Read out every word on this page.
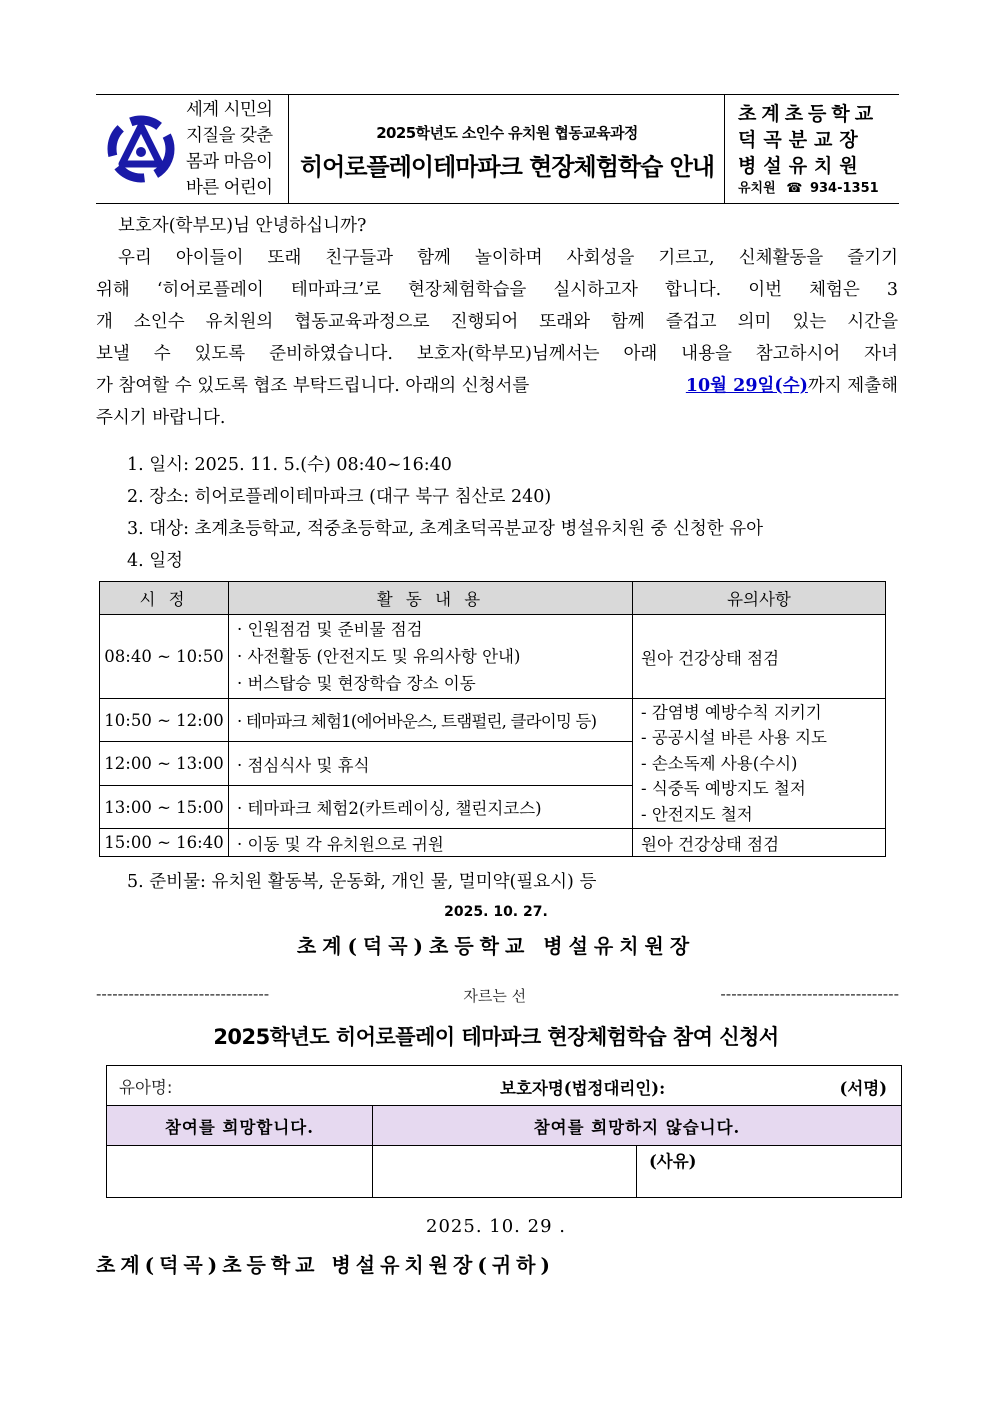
세계 시민의
지질을 갖춘
몸과 마음이
바른 어린이
2025학년도 소인수 유치원 협동교육과정
히어로플레이테마파크 현장체험학습 안내
초계초등학교
덕곡분교장
병설유치원
유치원 ☎ 934-1351
보호자(학부모)님 안녕하십니까?
우리 아이들이 또래 친구들과 함께 놀이하며 사회성을 기르고, 신체활동을 즐기기
위해 ‘히어로플레이 테마파크’로 현장체험학습을 실시하고자 합니다. 이번 체험은 3
개 소인수 유치원의 협동교육과정으로 진행되어 또래와 함께 즐겁고 의미 있는 시간을
보낼 수 있도록 준비하였습니다. 보호자(학부모)님께서는 아래 내용을 참고하시어 자녀
가 참여할 수 있도록 협조 부탁드립니다. 아래의 신청서를	10월 29일(수)까지 제출해
주시기 바랍니다.
1. 일시: 2025. 11. 5.(수) 08:40~16:40
2. 장소: 히어로플레이테마파크 (대구 북구 침산로 240)
3. 대상: 초계초등학교, 적중초등학교, 초계초덕곡분교장 병설유치원 중 신청한 유아
4. 일정
시 정	활 동 내 용	유의사항
08:40 ~ 10:50	· 인원점검 및 준비물 점검
· 사전활동 (안전지도 및 유의사항 안내)
· 버스탑승 및 현장학습 장소 이동	원아 건강상태 점검
10:50 ~ 12:00	· 테마파크 체험1(에어바운스, 트램펄린, 클라이밍 등)	- 감염병 예방수칙 지키기
- 공공시설 바른 사용 지도
- 손소독제 사용(수시)
- 식중독 예방지도 철저
- 안전지도 철저

12:00 ~ 13:00	· 점심식사 및 휴식	
13:00 ~ 15:00	· 테마파크 체험2(카트레이싱, 챌린지코스)	
15:00 ~ 16:40	· 이동 및 각 유치원으로 귀원	원아 건강상태 점검
5. 준비물: 유치원 활동복, 운동화, 개인 물, 멀미약(필요시) 등
2025. 10. 27.
초계(덕곡)초등학교 병설유치원장
--------------------------------	자르는 선	---------------------------------
2025학년도 히어로플레이 테마파크 현장체험학습 참여 신청서
유아명: 보호자명(법정대리인): (서명)		

참여를 희망합니다.	참여를 희망하지 않습니다.	
		(사유)
2025. 10. 29 .
초계(덕곡)초등학교 병설유치원장(귀하)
* * * * * * *
### Instruction
Make a word-for-word copy of the entries, without any pictures.

### Output below
Read out every word on this page.
세계 시민의
지질을 갖춘
몸과 마음이
바른 어린이
2025학년도 소인수 유치원 협동교육과정
히어로플레이테마파크 현장체험학습 안내
초계초등학교
덕곡분교장
병설유치원
유치원 ☎ 934-1351
보호자(학부모)님 안녕하십니까?
우리 아이들이 또래 친구들과 함께 놀이하며 사회성을 기르고, 신체활동을 즐기기
위해 ‘히어로플레이 테마파크’로 현장체험학습을 실시하고자 합니다. 이번 체험은 3
개 소인수 유치원의 협동교육과정으로 진행되어 또래와 함께 즐겁고 의미 있는 시간을
보낼 수 있도록 준비하였습니다. 보호자(학부모)님께서는 아래 내용을 참고하시어 자녀
가 참여할 수 있도록 협조 부탁드립니다. 아래의 신청서를	10월 29일(수)까지 제출해
주시기 바랍니다.
1. 일시: 2025. 11. 5.(수) 08:40~16:40
2. 장소: 히어로플레이테마파크 (대구 북구 침산로 240)
3. 대상: 초계초등학교, 적중초등학교, 초계초덕곡분교장 병설유치원 중 신청한 유아
4. 일정
시 정	활 동 내 용	유의사항
08:40 ~ 10:50	· 인원점검 및 준비물 점검
· 사전활동 (안전지도 및 유의사항 안내)
· 버스탑승 및 현장학습 장소 이동	원아 건강상태 점검
10:50 ~ 12:00	· 테마파크 체험1(에어바운스, 트램펄린, 클라이밍 등)	- 감염병 예방수칙 지키기
- 공공시설 바른 사용 지도
- 손소독제 사용(수시)
- 식중독 예방지도 철저
- 안전지도 철저

12:00 ~ 13:00	· 점심식사 및 휴식	
13:00 ~ 15:00	· 테마파크 체험2(카트레이싱, 챌린지코스)	
15:00 ~ 16:40	· 이동 및 각 유치원으로 귀원	원아 건강상태 점검
5. 준비물: 유치원 활동복, 운동화, 개인 물, 멀미약(필요시) 등
2025. 10. 27.
초계(덕곡)초등학교 병설유치원장
--------------------------------	자르는 선	---------------------------------
2025학년도 히어로플레이 테마파크 현장체험학습 참여 신청서
유아명: 보호자명(법정대리인): (서명)		

참여를 희망합니다.	참여를 희망하지 않습니다.	
		(사유)
2025. 10. 29 .
초계(덕곡)초등학교 병설유치원장(귀하)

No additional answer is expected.